Stored data
┌────────

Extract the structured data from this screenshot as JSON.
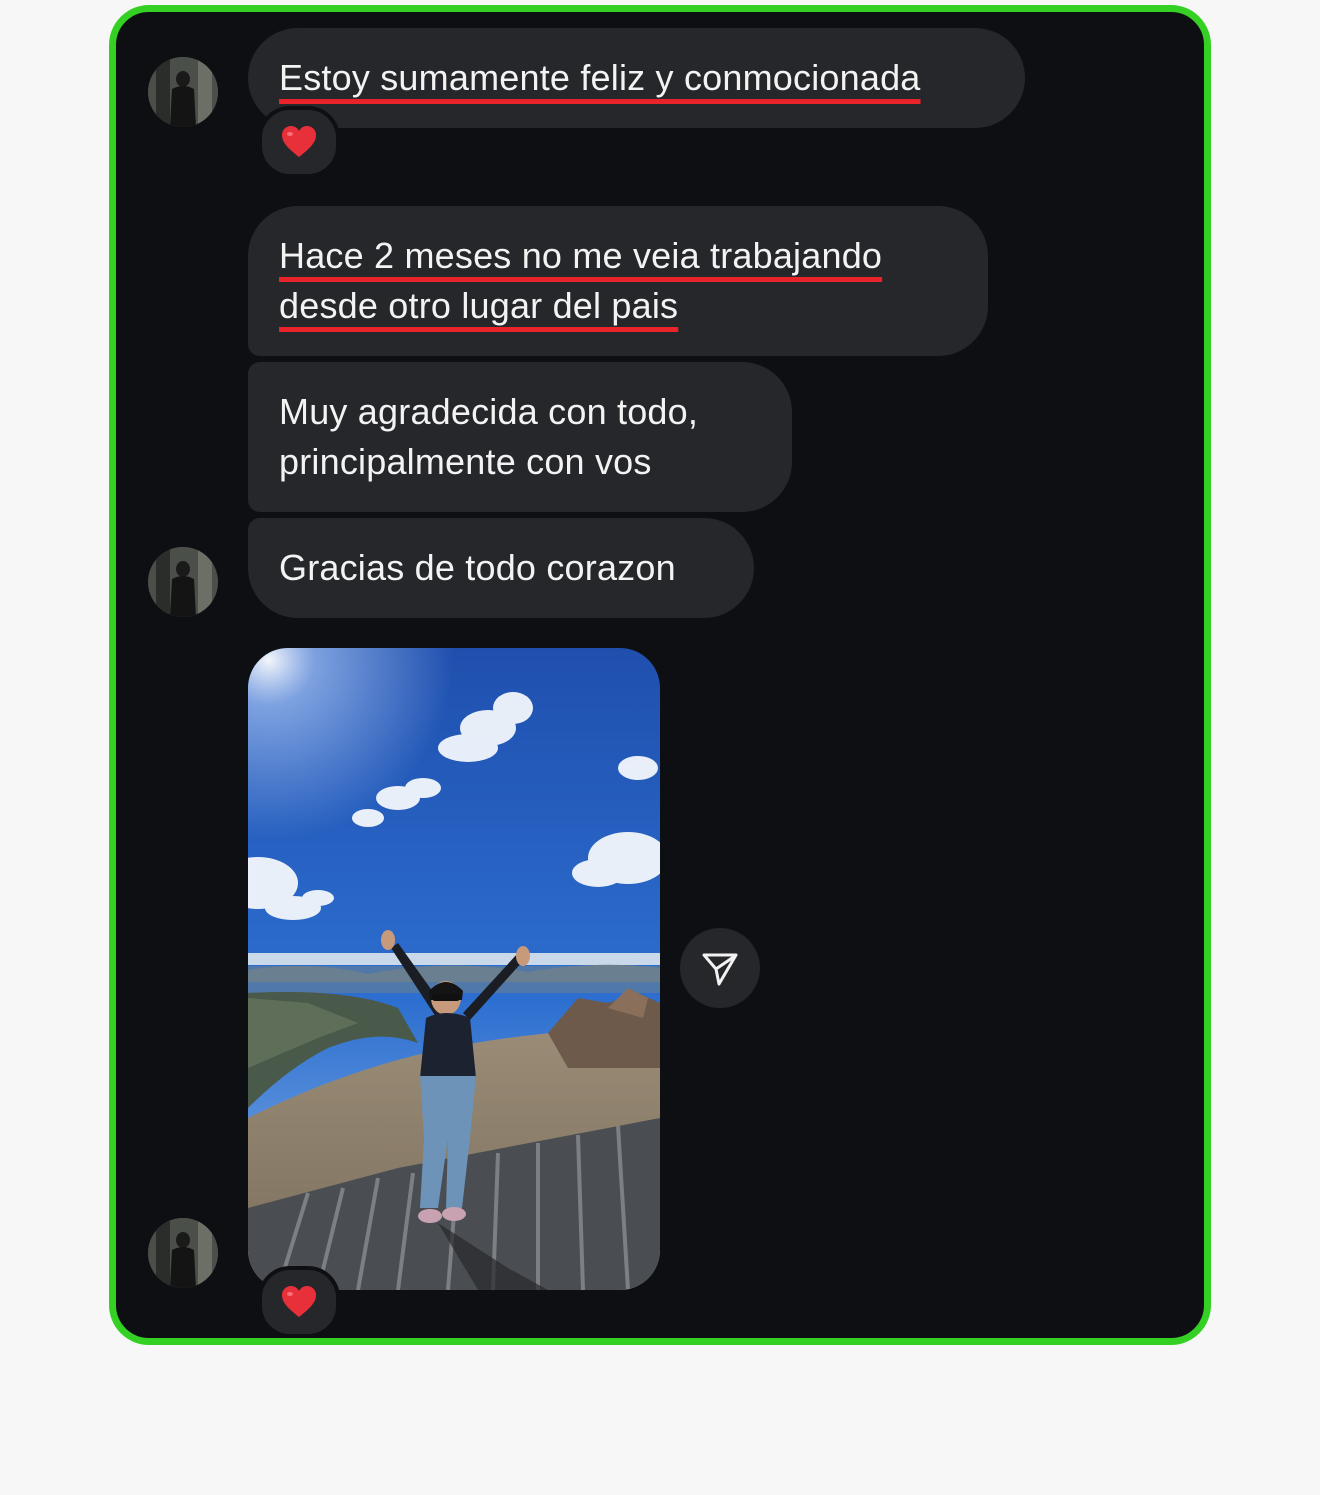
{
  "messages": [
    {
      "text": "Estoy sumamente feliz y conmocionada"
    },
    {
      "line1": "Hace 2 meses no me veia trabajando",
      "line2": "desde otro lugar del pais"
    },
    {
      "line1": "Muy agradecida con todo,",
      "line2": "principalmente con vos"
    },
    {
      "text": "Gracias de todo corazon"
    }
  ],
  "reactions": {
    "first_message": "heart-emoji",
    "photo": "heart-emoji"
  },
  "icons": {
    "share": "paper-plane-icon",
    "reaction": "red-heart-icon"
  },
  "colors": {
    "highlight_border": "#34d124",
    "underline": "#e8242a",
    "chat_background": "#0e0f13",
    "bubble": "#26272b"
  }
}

└────────

Task description
In your copy of the listing above, reproduce each line exactly and omit all pictures.

The result
Extract the structured data from this screenshot as JSON.
{
  "messages": [
    {
      "text": "Estoy sumamente feliz y conmocionada"
    },
    {
      "line1": "Hace 2 meses no me veia trabajando",
      "line2": "desde otro lugar del pais"
    },
    {
      "line1": "Muy agradecida con todo,",
      "line2": "principalmente con vos"
    },
    {
      "text": "Gracias de todo corazon"
    }
  ],
  "reactions": {
    "first_message": "heart-emoji",
    "photo": "heart-emoji"
  },
  "icons": {
    "share": "paper-plane-icon",
    "reaction": "red-heart-icon"
  },
  "colors": {
    "highlight_border": "#34d124",
    "underline": "#e8242a",
    "chat_background": "#0e0f13",
    "bubble": "#26272b"
  }
}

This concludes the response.